*TASK DIRECTIONS:* Rewrite the items below, swapping "legend-swatch" for "legend-marker" everywhere and keeping everything else unchanged. Leave the pictures out.

[Items from a data source]
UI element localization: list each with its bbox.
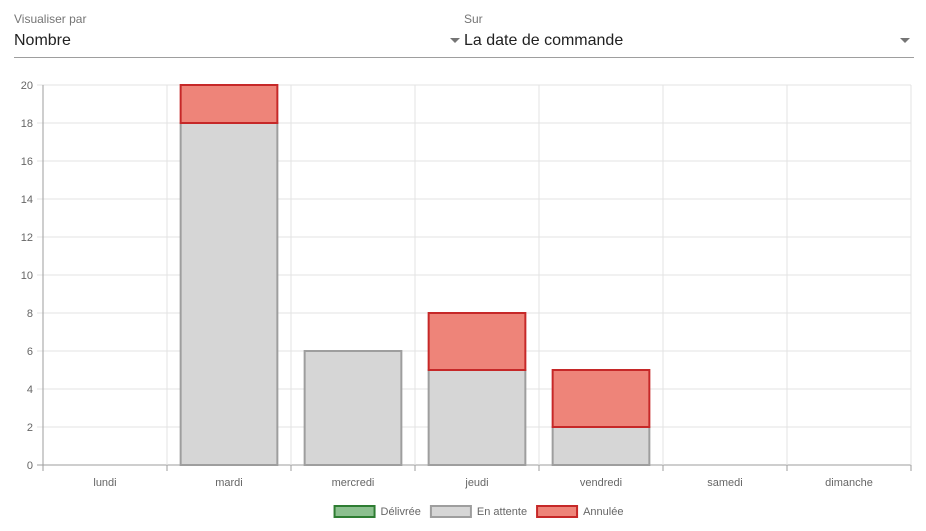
bar (551, 369, 651, 428)
x-tick-label: vendredi (580, 477, 622, 489)
bar (179, 84, 279, 124)
y-tick-label: 12 (21, 232, 33, 244)
y-tick-label: 18 (21, 118, 33, 130)
bar (303, 350, 403, 466)
date-field-value: La date de commande (464, 32, 624, 49)
legend-swatch (429, 505, 472, 518)
chart-axes: 0 2 4 6 8 10 12 14 16 18 20 lundi mardi mercredi jeudi… (21, 80, 912, 489)
date-field-underline (464, 57, 914, 58)
legend-label: Annulée (583, 506, 623, 518)
y-tick-label: 4 (27, 384, 33, 396)
y-tick-label: 8 (27, 308, 33, 320)
chevron-down-icon (450, 38, 460, 43)
orders-bar-chart: 0 2 4 6 8 10 12 14 16 18 20 lundi mardi mercredi jeudi… (21, 80, 912, 518)
y-tick-label: 6 (27, 346, 33, 358)
chevron-down-icon (900, 38, 910, 43)
chart-legend: Délivrée En attente Annulée (333, 505, 623, 518)
legend-swatch (333, 505, 376, 518)
legend-label: En attente (477, 506, 527, 518)
visualize-by-select[interactable]: Visualiser par Nombre (14, 0, 464, 60)
visualize-by-underline (14, 57, 464, 58)
legend-swatch (536, 505, 579, 518)
date-field-select[interactable]: Sur La date de commande (464, 0, 914, 60)
x-tick-label: dimanche (825, 477, 873, 489)
x-tick-label: mardi (215, 477, 243, 489)
legend-label: Délivrée (381, 506, 421, 518)
y-tick-label: 14 (21, 194, 33, 206)
bar (427, 312, 527, 371)
y-tick-label: 2 (27, 422, 33, 434)
date-field-label: Sur (464, 12, 483, 26)
x-tick-label: samedi (707, 477, 742, 489)
bar (427, 369, 527, 466)
bar (179, 122, 279, 466)
chart-bars (179, 84, 651, 466)
y-tick-label: 10 (21, 270, 33, 282)
bar (551, 426, 651, 466)
y-tick-label: 16 (21, 156, 33, 168)
x-tick-label: jeudi (464, 477, 488, 489)
visualize-by-label: Visualiser par (14, 12, 87, 26)
y-tick-label: 0 (27, 460, 33, 472)
y-tick-label: 20 (21, 80, 33, 92)
visualize-by-value: Nombre (14, 32, 71, 49)
x-tick-label: lundi (93, 477, 116, 489)
x-tick-label: mercredi (332, 477, 375, 489)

*WRITTEN REPLY:*
UI element localization: list each with its bbox.
bar (551, 369, 651, 428)
x-tick-label: vendredi (580, 477, 622, 489)
bar (179, 84, 279, 124)
y-tick-label: 12 (21, 232, 33, 244)
y-tick-label: 18 (21, 118, 33, 130)
bar (303, 350, 403, 466)
date-field-value: La date de commande (464, 32, 624, 49)
legend-marker (429, 505, 472, 518)
chart-axes: 0 2 4 6 8 10 12 14 16 18 20 lundi mardi mercredi jeudi… (21, 80, 912, 489)
date-field-underline (464, 57, 914, 58)
legend-label: Annulée (583, 506, 623, 518)
y-tick-label: 4 (27, 384, 33, 396)
y-tick-label: 8 (27, 308, 33, 320)
chevron-down-icon (450, 38, 460, 43)
orders-bar-chart: 0 2 4 6 8 10 12 14 16 18 20 lundi mardi mercredi jeudi… (21, 80, 912, 518)
y-tick-label: 6 (27, 346, 33, 358)
chevron-down-icon (900, 38, 910, 43)
chart-legend: Délivrée En attente Annulée (333, 505, 623, 518)
legend-marker (333, 505, 376, 518)
legend-label: En attente (477, 506, 527, 518)
visualize-by-select[interactable]: Visualiser par Nombre (14, 0, 464, 60)
visualize-by-underline (14, 57, 464, 58)
legend-marker (536, 505, 579, 518)
date-field-select[interactable]: Sur La date de commande (464, 0, 914, 60)
x-tick-label: dimanche (825, 477, 873, 489)
x-tick-label: mardi (215, 477, 243, 489)
legend-label: Délivrée (381, 506, 421, 518)
y-tick-label: 14 (21, 194, 33, 206)
bar (427, 312, 527, 371)
y-tick-label: 2 (27, 422, 33, 434)
date-field-label: Sur (464, 12, 483, 26)
x-tick-label: samedi (707, 477, 742, 489)
bar (427, 369, 527, 466)
bar (179, 122, 279, 466)
chart-bars (179, 84, 651, 466)
y-tick-label: 10 (21, 270, 33, 282)
bar (551, 426, 651, 466)
y-tick-label: 16 (21, 156, 33, 168)
x-tick-label: jeudi (464, 477, 488, 489)
visualize-by-label: Visualiser par (14, 12, 87, 26)
y-tick-label: 0 (27, 460, 33, 472)
y-tick-label: 20 (21, 80, 33, 92)
visualize-by-value: Nombre (14, 32, 71, 49)
x-tick-label: lundi (93, 477, 116, 489)
x-tick-label: mercredi (332, 477, 375, 489)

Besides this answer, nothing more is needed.